___ Given information ___
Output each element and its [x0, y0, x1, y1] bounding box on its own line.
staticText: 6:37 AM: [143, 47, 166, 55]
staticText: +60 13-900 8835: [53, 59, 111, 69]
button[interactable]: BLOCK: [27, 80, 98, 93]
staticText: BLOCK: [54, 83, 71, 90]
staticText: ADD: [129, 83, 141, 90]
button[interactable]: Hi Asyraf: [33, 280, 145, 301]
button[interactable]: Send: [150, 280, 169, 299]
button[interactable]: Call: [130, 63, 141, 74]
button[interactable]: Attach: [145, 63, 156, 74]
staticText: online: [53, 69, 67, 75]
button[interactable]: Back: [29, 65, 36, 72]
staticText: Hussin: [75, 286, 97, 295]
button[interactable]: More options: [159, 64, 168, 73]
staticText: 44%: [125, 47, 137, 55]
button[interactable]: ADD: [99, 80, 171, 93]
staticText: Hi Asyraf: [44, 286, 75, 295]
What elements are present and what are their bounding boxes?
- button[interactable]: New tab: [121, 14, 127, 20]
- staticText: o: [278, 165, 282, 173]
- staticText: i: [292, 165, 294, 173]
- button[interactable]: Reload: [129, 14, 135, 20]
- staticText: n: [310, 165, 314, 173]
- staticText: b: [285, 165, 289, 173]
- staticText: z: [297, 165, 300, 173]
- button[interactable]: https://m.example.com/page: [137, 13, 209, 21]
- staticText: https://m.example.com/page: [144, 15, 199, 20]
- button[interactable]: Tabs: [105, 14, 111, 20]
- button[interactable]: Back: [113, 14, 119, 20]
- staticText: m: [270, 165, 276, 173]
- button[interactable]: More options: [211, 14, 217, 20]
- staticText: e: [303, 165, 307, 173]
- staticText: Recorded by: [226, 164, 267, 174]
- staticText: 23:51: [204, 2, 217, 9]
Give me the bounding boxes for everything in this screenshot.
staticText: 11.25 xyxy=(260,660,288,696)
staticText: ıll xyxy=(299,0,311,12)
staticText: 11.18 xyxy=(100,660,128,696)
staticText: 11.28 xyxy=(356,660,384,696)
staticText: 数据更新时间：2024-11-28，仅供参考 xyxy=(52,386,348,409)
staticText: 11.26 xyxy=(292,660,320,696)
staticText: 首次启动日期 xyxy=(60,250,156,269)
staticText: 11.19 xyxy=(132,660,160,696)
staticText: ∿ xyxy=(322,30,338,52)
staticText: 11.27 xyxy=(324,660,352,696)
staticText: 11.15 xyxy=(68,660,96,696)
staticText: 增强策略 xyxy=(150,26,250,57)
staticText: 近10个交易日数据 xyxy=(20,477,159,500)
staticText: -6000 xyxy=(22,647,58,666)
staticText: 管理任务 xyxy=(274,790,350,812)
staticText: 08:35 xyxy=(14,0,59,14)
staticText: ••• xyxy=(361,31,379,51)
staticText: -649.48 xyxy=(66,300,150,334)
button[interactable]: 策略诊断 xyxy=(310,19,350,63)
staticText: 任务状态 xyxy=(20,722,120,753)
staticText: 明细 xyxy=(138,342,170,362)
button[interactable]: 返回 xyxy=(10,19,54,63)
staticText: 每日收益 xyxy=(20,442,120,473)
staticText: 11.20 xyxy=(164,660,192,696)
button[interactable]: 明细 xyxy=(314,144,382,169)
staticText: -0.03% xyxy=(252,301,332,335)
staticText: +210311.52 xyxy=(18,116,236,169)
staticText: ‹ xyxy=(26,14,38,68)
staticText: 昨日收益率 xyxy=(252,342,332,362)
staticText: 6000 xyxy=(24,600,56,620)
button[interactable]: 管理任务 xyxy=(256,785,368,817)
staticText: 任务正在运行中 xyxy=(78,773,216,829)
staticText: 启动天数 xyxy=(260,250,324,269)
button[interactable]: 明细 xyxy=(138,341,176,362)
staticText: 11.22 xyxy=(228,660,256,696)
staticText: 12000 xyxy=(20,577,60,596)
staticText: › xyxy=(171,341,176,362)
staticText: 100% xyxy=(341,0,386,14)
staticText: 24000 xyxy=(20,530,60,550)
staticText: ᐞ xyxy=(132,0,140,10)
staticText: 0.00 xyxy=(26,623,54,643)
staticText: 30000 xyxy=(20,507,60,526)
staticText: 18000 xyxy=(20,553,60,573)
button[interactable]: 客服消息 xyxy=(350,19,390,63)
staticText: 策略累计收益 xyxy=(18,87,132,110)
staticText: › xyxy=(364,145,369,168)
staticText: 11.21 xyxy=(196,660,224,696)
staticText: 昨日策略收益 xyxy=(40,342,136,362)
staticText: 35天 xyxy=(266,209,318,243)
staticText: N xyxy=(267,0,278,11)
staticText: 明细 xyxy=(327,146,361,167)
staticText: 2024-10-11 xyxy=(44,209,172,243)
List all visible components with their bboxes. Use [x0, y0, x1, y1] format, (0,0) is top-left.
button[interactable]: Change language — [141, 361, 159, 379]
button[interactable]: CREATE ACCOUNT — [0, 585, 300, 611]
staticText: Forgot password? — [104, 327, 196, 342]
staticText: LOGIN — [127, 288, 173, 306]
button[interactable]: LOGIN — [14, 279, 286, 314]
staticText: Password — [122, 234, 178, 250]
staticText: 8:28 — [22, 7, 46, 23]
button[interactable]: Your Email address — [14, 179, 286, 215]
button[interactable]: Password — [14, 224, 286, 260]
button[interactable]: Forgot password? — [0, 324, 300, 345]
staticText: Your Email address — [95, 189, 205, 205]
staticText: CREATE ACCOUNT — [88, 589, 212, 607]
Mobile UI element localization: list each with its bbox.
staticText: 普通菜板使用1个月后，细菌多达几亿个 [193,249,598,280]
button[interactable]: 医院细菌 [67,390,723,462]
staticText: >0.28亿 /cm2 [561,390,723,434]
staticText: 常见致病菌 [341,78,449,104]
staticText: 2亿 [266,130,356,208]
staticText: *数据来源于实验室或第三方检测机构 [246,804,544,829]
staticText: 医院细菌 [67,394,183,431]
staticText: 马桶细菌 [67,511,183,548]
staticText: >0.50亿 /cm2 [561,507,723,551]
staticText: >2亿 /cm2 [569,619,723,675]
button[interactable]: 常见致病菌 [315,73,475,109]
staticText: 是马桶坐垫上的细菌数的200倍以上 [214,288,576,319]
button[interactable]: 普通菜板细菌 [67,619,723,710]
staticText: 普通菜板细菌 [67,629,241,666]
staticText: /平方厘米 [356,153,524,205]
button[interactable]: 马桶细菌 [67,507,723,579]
___
**Problem to work on:** Retype all of the lines above verbatim, keeping their order.

**Answer to this task:**
Output each element and its [x0, y0, x1, y1] bounding box on its own line.
staticText: 6:37 AM: [143, 47, 166, 55]
staticText: +60 13-900 8835: [53, 59, 111, 69]
button[interactable]: BLOCK: [27, 80, 98, 93]
staticText: BLOCK: [54, 83, 71, 90]
staticText: ADD: [129, 83, 141, 90]
button[interactable]: Hi Asyraf: [33, 280, 145, 301]
button[interactable]: Send: [150, 280, 169, 299]
button[interactable]: Call: [130, 63, 141, 74]
button[interactable]: Attach: [145, 63, 156, 74]
staticText: online: [53, 69, 67, 75]
button[interactable]: Back: [29, 65, 36, 72]
staticText: Hussin: [75, 286, 97, 295]
button[interactable]: More options: [159, 64, 168, 73]
staticText: 44%: [125, 47, 137, 55]
button[interactable]: ADD: [99, 80, 171, 93]
staticText: Hi Asyraf: [44, 286, 75, 295]
What elements are present and what are their bounding boxes?
- button[interactable]: New tab: [121, 14, 127, 20]
- staticText: o: [278, 165, 282, 173]
- staticText: i: [292, 165, 294, 173]
- button[interactable]: Reload: [129, 14, 135, 20]
- staticText: n: [310, 165, 314, 173]
- staticText: b: [285, 165, 289, 173]
- staticText: z: [297, 165, 300, 173]
- button[interactable]: https://m.example.com/page: [137, 13, 209, 21]
- staticText: https://m.example.com/page: [144, 15, 199, 20]
- button[interactable]: Tabs: [105, 14, 111, 20]
- button[interactable]: Back: [113, 14, 119, 20]
- staticText: m: [270, 165, 276, 173]
- button[interactable]: More options: [211, 14, 217, 20]
- staticText: e: [303, 165, 307, 173]
- staticText: Recorded by: [226, 164, 267, 174]
- staticText: 23:51: [204, 2, 217, 9]
Give me the bounding boxes for everything in this screenshot.
staticText: 11.25 xyxy=(260,660,288,696)
staticText: ıll xyxy=(299,0,311,12)
staticText: 11.18 xyxy=(100,660,128,696)
staticText: 11.28 xyxy=(356,660,384,696)
staticText: 数据更新时间：2024-11-28，仅供参考 xyxy=(52,386,348,409)
staticText: 11.26 xyxy=(292,660,320,696)
staticText: 首次启动日期 xyxy=(60,250,156,269)
staticText: 11.19 xyxy=(132,660,160,696)
staticText: ∿ xyxy=(322,30,338,52)
staticText: 11.27 xyxy=(324,660,352,696)
staticText: 11.15 xyxy=(68,660,96,696)
staticText: 增强策略 xyxy=(150,26,250,57)
staticText: 近10个交易日数据 xyxy=(20,477,159,500)
staticText: -6000 xyxy=(22,647,58,666)
staticText: 管理任务 xyxy=(274,790,350,812)
staticText: 08:35 xyxy=(14,0,59,14)
staticText: ••• xyxy=(361,31,379,51)
staticText: -649.48 xyxy=(66,300,150,334)
button[interactable]: 策略诊断 xyxy=(310,19,350,63)
staticText: 任务状态 xyxy=(20,722,120,753)
staticText: 明细 xyxy=(138,342,170,362)
button[interactable]: 返回 xyxy=(10,19,54,63)
staticText: 每日收益 xyxy=(20,442,120,473)
staticText: 11.20 xyxy=(164,660,192,696)
button[interactable]: 明细 xyxy=(314,144,382,169)
staticText: -0.03% xyxy=(252,301,332,335)
staticText: +210311.52 xyxy=(18,116,236,169)
staticText: ‹ xyxy=(26,14,38,68)
staticText: 昨日收益率 xyxy=(252,342,332,362)
staticText: 6000 xyxy=(24,600,56,620)
button[interactable]: 管理任务 xyxy=(256,785,368,817)
staticText: 任务正在运行中 xyxy=(78,773,216,829)
staticText: 启动天数 xyxy=(260,250,324,269)
button[interactable]: 明细 xyxy=(138,341,176,362)
staticText: 11.22 xyxy=(228,660,256,696)
staticText: 12000 xyxy=(20,577,60,596)
staticText: › xyxy=(171,341,176,362)
staticText: 100% xyxy=(341,0,386,14)
staticText: 24000 xyxy=(20,530,60,550)
staticText: ᐞ xyxy=(132,0,140,10)
staticText: 0.00 xyxy=(26,623,54,643)
staticText: 30000 xyxy=(20,507,60,526)
staticText: 18000 xyxy=(20,553,60,573)
button[interactable]: 客服消息 xyxy=(350,19,390,63)
staticText: 策略累计收益 xyxy=(18,87,132,110)
staticText: › xyxy=(364,145,369,168)
staticText: 11.21 xyxy=(196,660,224,696)
staticText: 昨日策略收益 xyxy=(40,342,136,362)
staticText: 35天 xyxy=(266,209,318,243)
staticText: N xyxy=(267,0,278,11)
staticText: 明细 xyxy=(327,146,361,167)
staticText: 2024-10-11 xyxy=(44,209,172,243)
List all visible components with their bboxes. Use [x0, y0, x1, y1] format, (0,0) is top-left.
button[interactable]: Change language — [141, 361, 159, 379]
button[interactable]: CREATE ACCOUNT — [0, 585, 300, 611]
staticText: Forgot password? — [104, 327, 196, 342]
staticText: LOGIN — [127, 288, 173, 306]
button[interactable]: LOGIN — [14, 279, 286, 314]
staticText: Password — [122, 234, 178, 250]
staticText: 8:28 — [22, 7, 46, 23]
button[interactable]: Your Email address — [14, 179, 286, 215]
button[interactable]: Password — [14, 224, 286, 260]
button[interactable]: Forgot password? — [0, 324, 300, 345]
staticText: Your Email address — [95, 189, 205, 205]
staticText: CREATE ACCOUNT — [88, 589, 212, 607]
Mobile UI element localization: list each with its bbox.
staticText: 普通菜板使用1个月后，细菌多达几亿个 [193,249,598,280]
button[interactable]: 医院细菌 [67,390,723,462]
staticText: >0.28亿 /cm2 [561,390,723,434]
staticText: 常见致病菌 [341,78,449,104]
staticText: 2亿 [266,130,356,208]
staticText: *数据来源于实验室或第三方检测机构 [246,804,544,829]
staticText: 医院细菌 [67,394,183,431]
staticText: 马桶细菌 [67,511,183,548]
staticText: >0.50亿 /cm2 [561,507,723,551]
staticText: >2亿 /cm2 [569,619,723,675]
button[interactable]: 常见致病菌 [315,73,475,109]
staticText: 是马桶坐垫上的细菌数的200倍以上 [214,288,576,319]
button[interactable]: 普通菜板细菌 [67,619,723,710]
staticText: 普通菜板细菌 [67,629,241,666]
staticText: /平方厘米 [356,153,524,205]
button[interactable]: 马桶细菌 [67,507,723,579]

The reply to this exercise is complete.